● **REQUIRED WORK**
Answer with one number: the count of lines in the listing below that hold the word "subtitle".

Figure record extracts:
====
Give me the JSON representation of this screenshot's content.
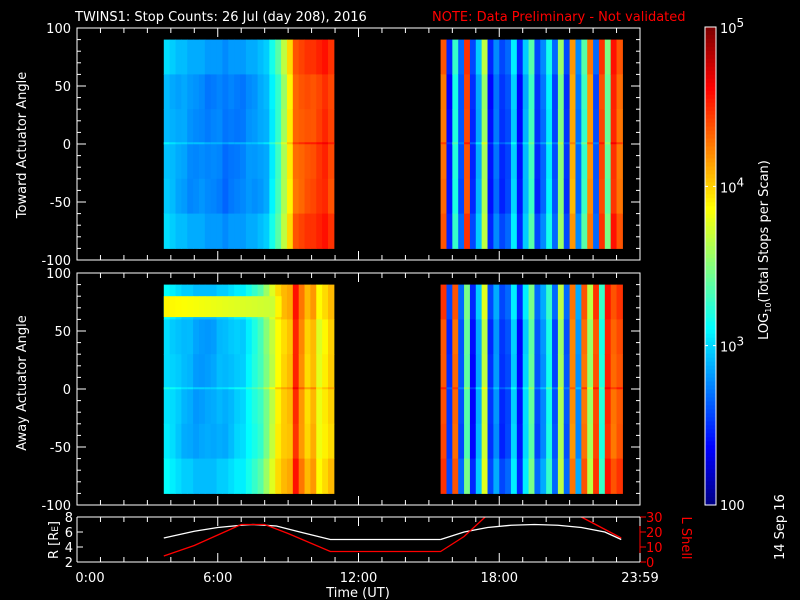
{
  "title": "TWINS1: Stop Counts: 26 Jul (day 208), 2016",
  "note": "NOTE: Data Preliminary - Not validated",
  "date_stamp": "14 Sep 16",
  "colors": {
    "title": "#ffffff",
    "note": "#ff0000",
    "lshell": "#ff0000",
    "r": "#ffffff"
  },
  "chart_data": [
    {
      "type": "heatmap",
      "name": "toward",
      "ylabel": "Toward Actuator Angle",
      "ylim": [
        -100,
        100
      ],
      "yticks": [
        "100",
        "50",
        "0",
        "-50",
        "-100"
      ],
      "angle_range": [
        -90,
        90
      ],
      "blocks": [
        {
          "t_start": 3.7,
          "dt": 0.25,
          "log_counts": [
            2.95,
            2.9,
            2.85,
            2.85,
            2.8,
            2.8,
            2.8,
            2.75,
            2.75,
            2.75,
            2.7,
            2.75,
            2.75,
            2.75,
            2.8,
            2.8,
            2.85,
            2.9,
            3.1,
            3.3,
            3.6,
            3.9,
            4.3,
            4.35,
            4.4,
            4.4,
            4.45,
            4.5,
            4.4
          ]
        },
        {
          "t_start": 15.5,
          "dt": 0.25,
          "log_counts": [
            4.3,
            2.4,
            3.2,
            2.6,
            4.4,
            2.5,
            2.9,
            3.6,
            2.4,
            2.7,
            2.5,
            2.6,
            3.0,
            2.4,
            2.9,
            3.3,
            2.5,
            2.7,
            3.1,
            2.6,
            3.5,
            2.5,
            4.1,
            2.7,
            3.3,
            4.2,
            2.6,
            4.4,
            3.4,
            4.5,
            4.3
          ]
        }
      ]
    },
    {
      "type": "heatmap",
      "name": "away",
      "ylabel": "Away Actuator Angle",
      "ylim": [
        -100,
        100
      ],
      "yticks": [
        "100",
        "50",
        "0",
        "-50",
        "-100"
      ],
      "angle_range": [
        -90,
        90
      ],
      "band": {
        "angle_range": [
          62,
          80
        ],
        "t_range": [
          3.7,
          8.5
        ],
        "log_count": 3.9
      },
      "blocks": [
        {
          "t_start": 3.7,
          "dt": 0.25,
          "log_counts": [
            3.05,
            3.0,
            2.95,
            2.9,
            2.9,
            2.85,
            2.85,
            2.85,
            2.85,
            2.9,
            2.9,
            2.95,
            3.0,
            3.0,
            3.1,
            3.2,
            3.3,
            3.5,
            3.7,
            3.9,
            4.0,
            4.05,
            4.5,
            4.2,
            4.0,
            4.1,
            3.8,
            3.9,
            4.0
          ]
        },
        {
          "t_start": 15.5,
          "dt": 0.25,
          "log_counts": [
            4.4,
            2.5,
            4.3,
            2.6,
            3.4,
            2.4,
            2.9,
            3.7,
            2.5,
            2.8,
            2.5,
            2.6,
            3.0,
            2.4,
            3.0,
            3.4,
            2.6,
            2.8,
            3.2,
            2.6,
            3.6,
            2.6,
            4.2,
            2.8,
            4.3,
            3.6,
            4.4,
            3.2,
            4.5,
            4.3,
            4.4
          ]
        }
      ]
    },
    {
      "type": "line",
      "name": "orbit",
      "ylabel_left": [
        "R [R",
        "E",
        "]"
      ],
      "ylabel_right": "L Shell",
      "ylim_left": [
        2,
        8
      ],
      "ylim_right": [
        0,
        30
      ],
      "yticks_left": [
        "2",
        "4",
        "6",
        "8"
      ],
      "yticks_right": [
        "0",
        "10",
        "20",
        "30"
      ],
      "series": [
        {
          "name": "R",
          "axis": "left",
          "segments": [
            {
              "x": [
                3.7,
                5,
                6,
                7,
                7.5,
                8.5,
                9.5,
                10.8,
                15.5
              ],
              "y": [
                5.2,
                6.1,
                6.6,
                6.9,
                7.0,
                6.8,
                6.0,
                5.0,
                5.0
              ]
            },
            {
              "x": [
                15.5,
                16.5,
                17.5,
                18.5,
                19.5,
                20.5,
                21.5,
                22.5,
                23.2
              ],
              "y": [
                5.0,
                6.0,
                6.6,
                6.9,
                7.0,
                6.9,
                6.6,
                6.0,
                5.0
              ]
            }
          ]
        },
        {
          "name": "L Shell",
          "axis": "right",
          "segments": [
            {
              "x": [
                3.7,
                5,
                6,
                7,
                8,
                9,
                10.8,
                15.5,
                16.5,
                17.4
              ],
              "y": [
                4,
                11,
                18,
                25,
                25,
                19,
                7,
                7,
                17,
                30
              ]
            },
            {
              "x": [
                21.5,
                23.2
              ],
              "y": [
                30,
                16
              ]
            }
          ]
        }
      ]
    }
  ],
  "xaxis": {
    "label": "Time (UT)",
    "range_hours": [
      0,
      24
    ],
    "ticks": [
      {
        "t": 0,
        "label": "0:00"
      },
      {
        "t": 6,
        "label": "6:00"
      },
      {
        "t": 12,
        "label": "12:00"
      },
      {
        "t": 18,
        "label": "18:00"
      },
      {
        "t": 24,
        "label": "23:59"
      }
    ]
  },
  "colorbar": {
    "label_pre": "LOG",
    "label_sub": "10",
    "label_post": "(Total Stops per Scan)",
    "log_range": [
      2,
      5
    ],
    "ticks": [
      {
        "base": "10",
        "exp": "5",
        "v": 5
      },
      {
        "base": "10",
        "exp": "4",
        "v": 4
      },
      {
        "base": "10",
        "exp": "3",
        "v": 3
      }
    ],
    "min_label": "100"
  }
}
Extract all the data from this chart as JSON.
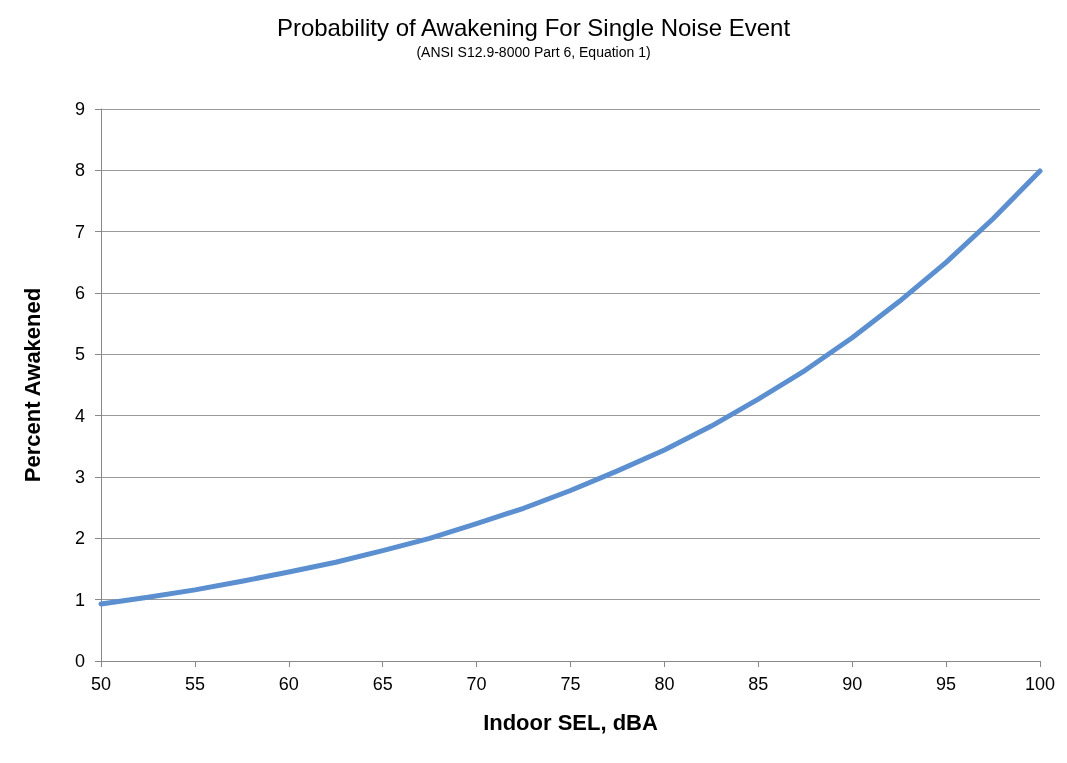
{
  "chart_data": {
    "type": "line",
    "title": "Probability of Awakening For Single Noise Event",
    "subtitle": "(ANSI S12.9-8000 Part 6, Equation 1)",
    "xlabel": "Indoor SEL, dBA",
    "ylabel": "Percent Awakened",
    "x": [
      50,
      52.5,
      55,
      57.5,
      60,
      62.5,
      65,
      67.5,
      70,
      72.5,
      75,
      77.5,
      80,
      82.5,
      85,
      87.5,
      90,
      92.5,
      95,
      97.5,
      100
    ],
    "series": [
      {
        "color": "#5b8fcf",
        "values": [
          0.93,
          1.04,
          1.16,
          1.3,
          1.45,
          1.61,
          1.8,
          2.0,
          2.24,
          2.49,
          2.78,
          3.1,
          3.44,
          3.83,
          4.27,
          4.74,
          5.27,
          5.86,
          6.5,
          7.21,
          7.99
        ]
      }
    ],
    "xlim": [
      50,
      100
    ],
    "xticks": [
      50,
      55,
      60,
      65,
      70,
      75,
      80,
      85,
      90,
      95,
      100
    ],
    "ylim": [
      0,
      9
    ],
    "yticks": [
      0,
      1,
      2,
      3,
      4,
      5,
      6,
      7,
      8,
      9
    ],
    "grid": "y",
    "marker": "none",
    "line_style": "solid"
  }
}
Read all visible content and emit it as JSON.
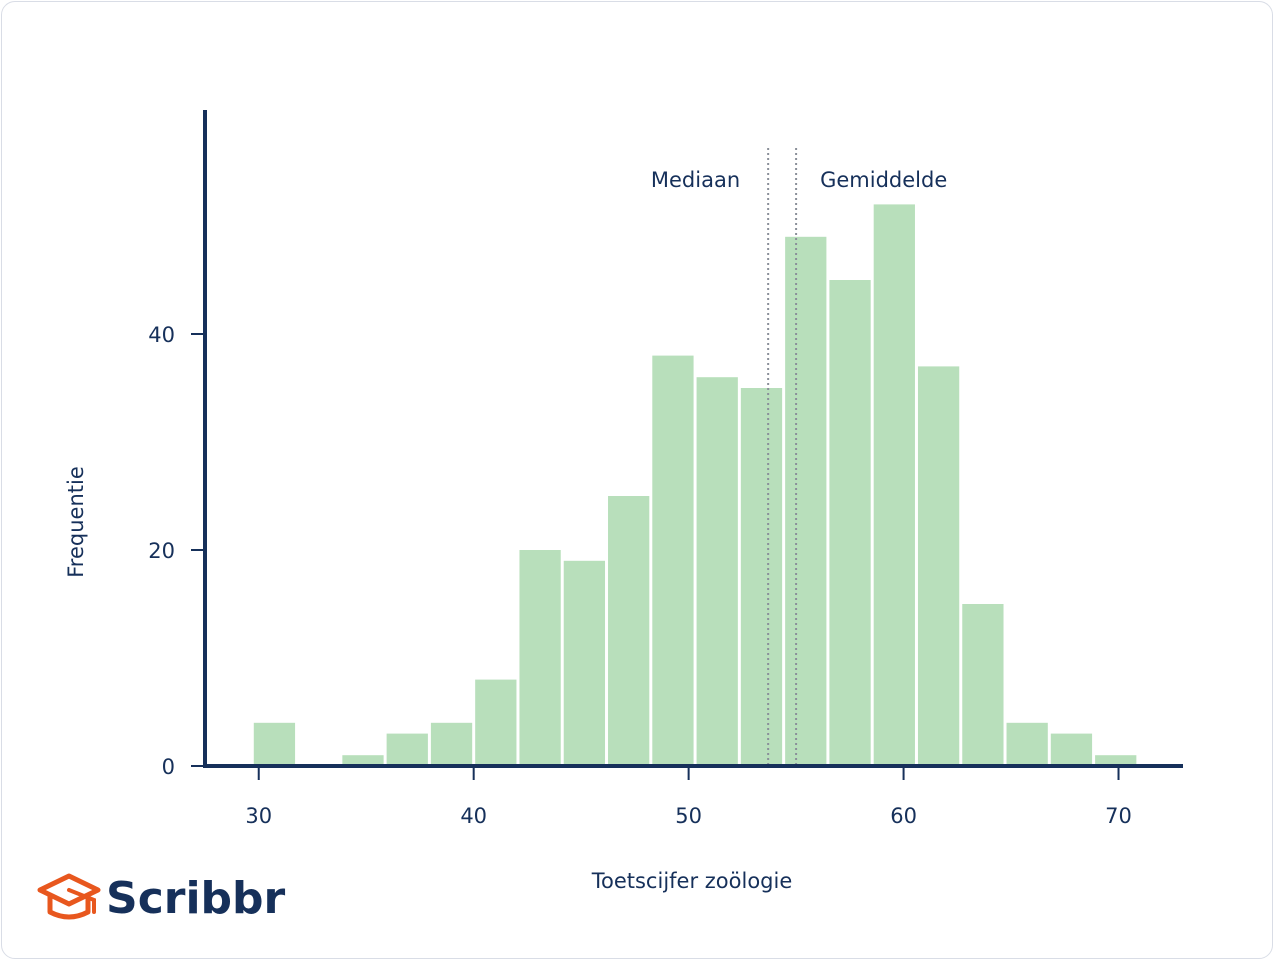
{
  "brand": {
    "name": "Scribbr",
    "logo_color": "#e8571e"
  },
  "colors": {
    "bar": "#b8dfbb",
    "axis": "#16305a",
    "text": "#16305a",
    "marker_line": "#8a8f99"
  },
  "chart_data": {
    "type": "bar",
    "subtype": "histogram",
    "xlabel": "Toetscijfer zoölogie",
    "ylabel": "Frequentie",
    "xlim": [
      27.5,
      73
    ],
    "ylim": [
      0,
      60
    ],
    "x_ticks": [
      30,
      40,
      50,
      60,
      70
    ],
    "y_ticks": [
      0,
      20,
      40
    ],
    "bin_width": 2.06,
    "bins": [
      {
        "start": 29.7,
        "count": 4
      },
      {
        "start": 31.76,
        "count": 0
      },
      {
        "start": 33.82,
        "count": 1
      },
      {
        "start": 35.88,
        "count": 3
      },
      {
        "start": 37.94,
        "count": 4
      },
      {
        "start": 40.0,
        "count": 8
      },
      {
        "start": 42.06,
        "count": 20
      },
      {
        "start": 44.12,
        "count": 19
      },
      {
        "start": 46.18,
        "count": 25
      },
      {
        "start": 48.24,
        "count": 38
      },
      {
        "start": 50.3,
        "count": 36
      },
      {
        "start": 52.36,
        "count": 35
      },
      {
        "start": 54.42,
        "count": 49
      },
      {
        "start": 56.48,
        "count": 45
      },
      {
        "start": 58.54,
        "count": 52
      },
      {
        "start": 60.6,
        "count": 37
      },
      {
        "start": 62.66,
        "count": 15
      },
      {
        "start": 64.72,
        "count": 4
      },
      {
        "start": 66.78,
        "count": 3
      },
      {
        "start": 68.84,
        "count": 1
      }
    ],
    "markers": [
      {
        "label": "Mediaan",
        "x": 53.7,
        "label_side": "left"
      },
      {
        "label": "Gemiddelde",
        "x": 55.0,
        "label_side": "right"
      }
    ],
    "grid": false,
    "legend": "none"
  }
}
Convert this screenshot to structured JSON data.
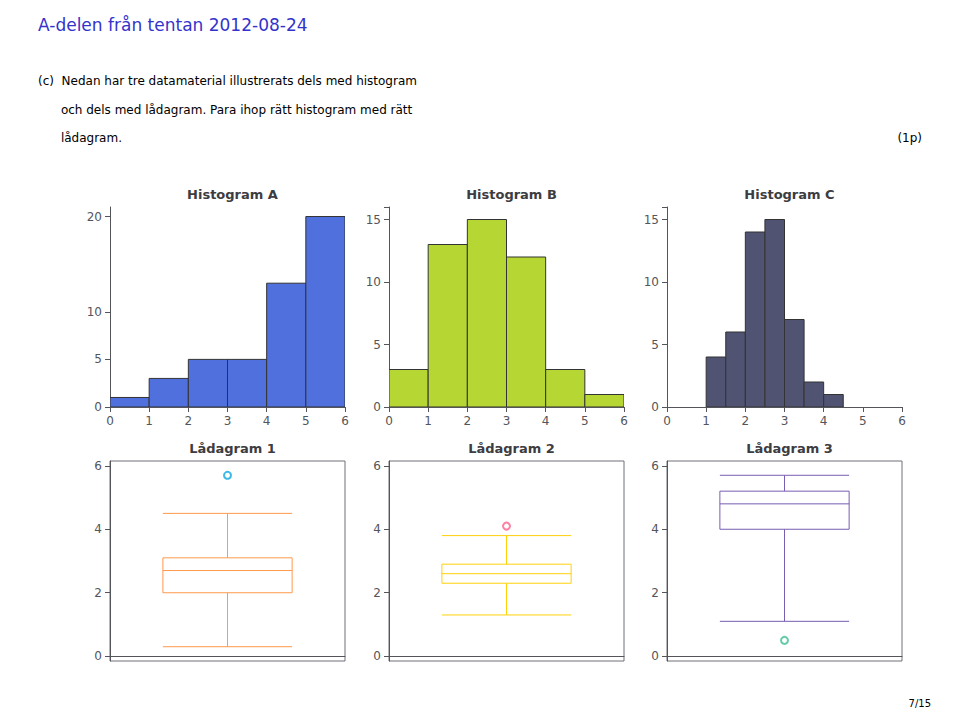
{
  "title": "A-delen från tentan 2012-08-24",
  "color": "#3333cc",
  "subtitle": [
    "(c)  Nedan har tre datamaterial illustrerats dels med histogram",
    "      och dels med lådagram. Para ihop rätt histogram med rätt",
    "      lådagram."
  ],
  "annotations": [
    "(1p)",
    "7/15"
  ],
  "chart_data": [
    {
      "type": "histogram",
      "title": "Histogram A",
      "bins": [
        0,
        1,
        2,
        3,
        4,
        5,
        6
      ],
      "values": [
        1,
        3,
        5,
        5,
        13,
        20
      ],
      "xlim": [
        0,
        6
      ],
      "xticks": [
        0,
        1,
        2,
        3,
        4,
        5,
        6
      ],
      "ylim": [
        0,
        21
      ],
      "yticks": [
        0,
        5,
        10,
        20
      ],
      "grid": false
    },
    {
      "type": "histogram",
      "title": "Histogram B",
      "bins": [
        0,
        1,
        2,
        3,
        4,
        5,
        6
      ],
      "values": [
        3,
        13,
        15,
        12,
        3,
        1
      ],
      "xlim": [
        0,
        6
      ],
      "xticks": [
        0,
        1,
        2,
        3,
        4,
        5,
        6
      ],
      "ylim": [
        0,
        16
      ],
      "yticks": [
        0,
        5,
        10,
        15
      ],
      "grid": false
    },
    {
      "type": "histogram",
      "title": "Histogram C",
      "bins": [
        1.0,
        1.5,
        2.0,
        2.5,
        3.0,
        3.5,
        4.0,
        4.5
      ],
      "values": [
        4,
        6,
        14,
        15,
        7,
        2,
        1
      ],
      "xlim": [
        0,
        6
      ],
      "xticks": [
        0,
        1,
        2,
        3,
        4,
        5,
        6
      ],
      "ylim": [
        0,
        16
      ],
      "yticks": [
        0,
        5,
        10,
        15
      ],
      "grid": false
    },
    {
      "type": "boxplot",
      "title": "Lådagram 1",
      "values": [
        0.3,
        2.0,
        2.7,
        3.1,
        4.5
      ],
      "outliers": [
        5.7
      ],
      "ylim": [
        -0.15,
        6.15
      ],
      "yticks": [
        0,
        2,
        4,
        6
      ],
      "grid": false,
      "tick_labels": "y"
    },
    {
      "type": "boxplot",
      "title": "Lådagram 2",
      "values": [
        1.3,
        2.3,
        2.6,
        2.9,
        3.8
      ],
      "outliers": [
        4.1
      ],
      "ylim": [
        -0.15,
        6.15
      ],
      "yticks": [
        0,
        2,
        4,
        6
      ],
      "grid": false,
      "tick_labels": "y"
    },
    {
      "type": "boxplot",
      "title": "Lådagram 3",
      "values": [
        1.1,
        4.0,
        4.8,
        5.2,
        5.7
      ],
      "outliers": [
        0.5
      ],
      "ylim": [
        -0.15,
        6.15
      ],
      "yticks": [
        0,
        2,
        4,
        6
      ],
      "grid": false,
      "tick_labels": "y"
    }
  ]
}
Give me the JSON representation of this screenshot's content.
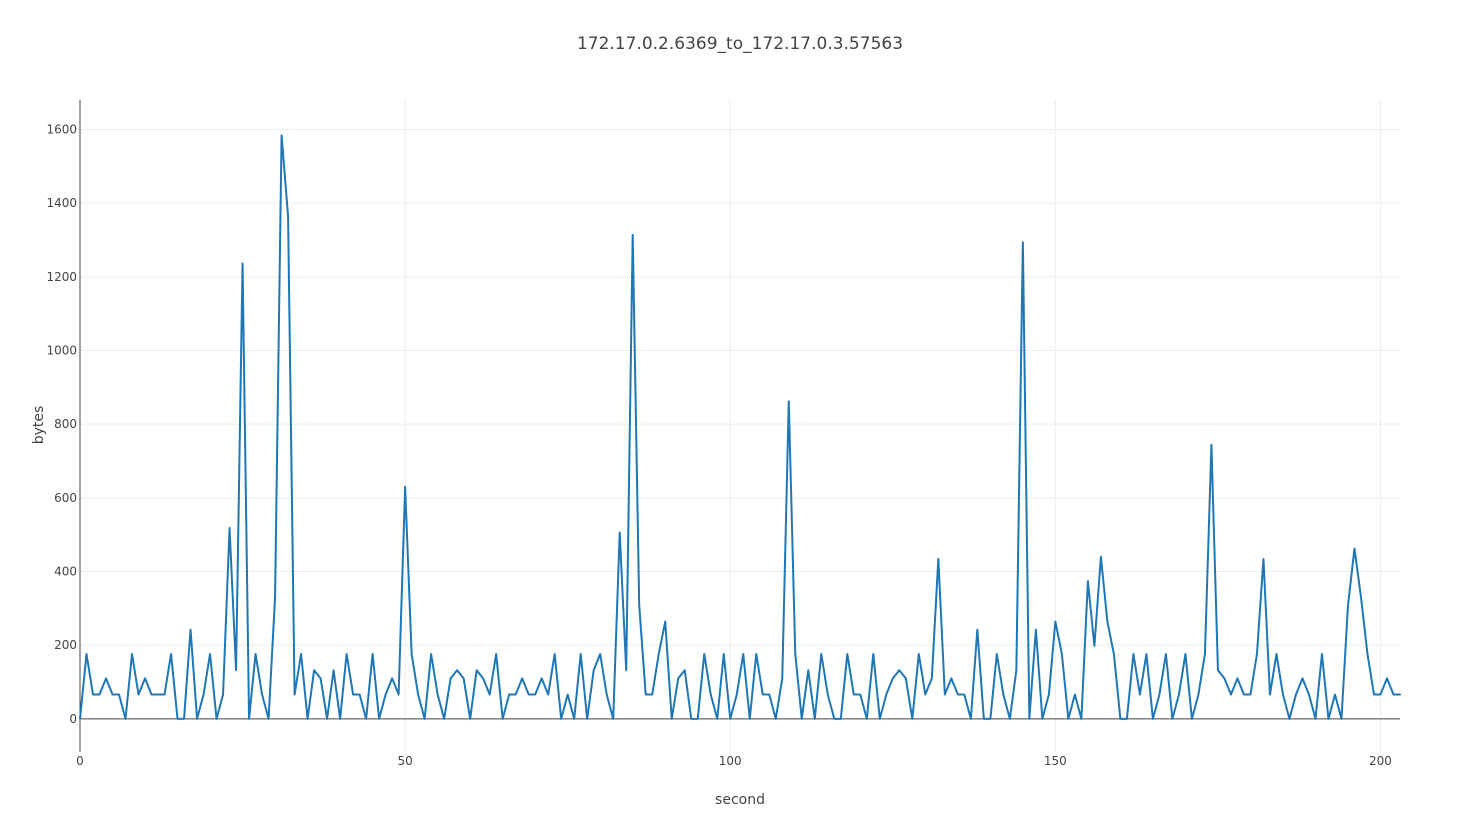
====
● **WORKED SOLUTION**
2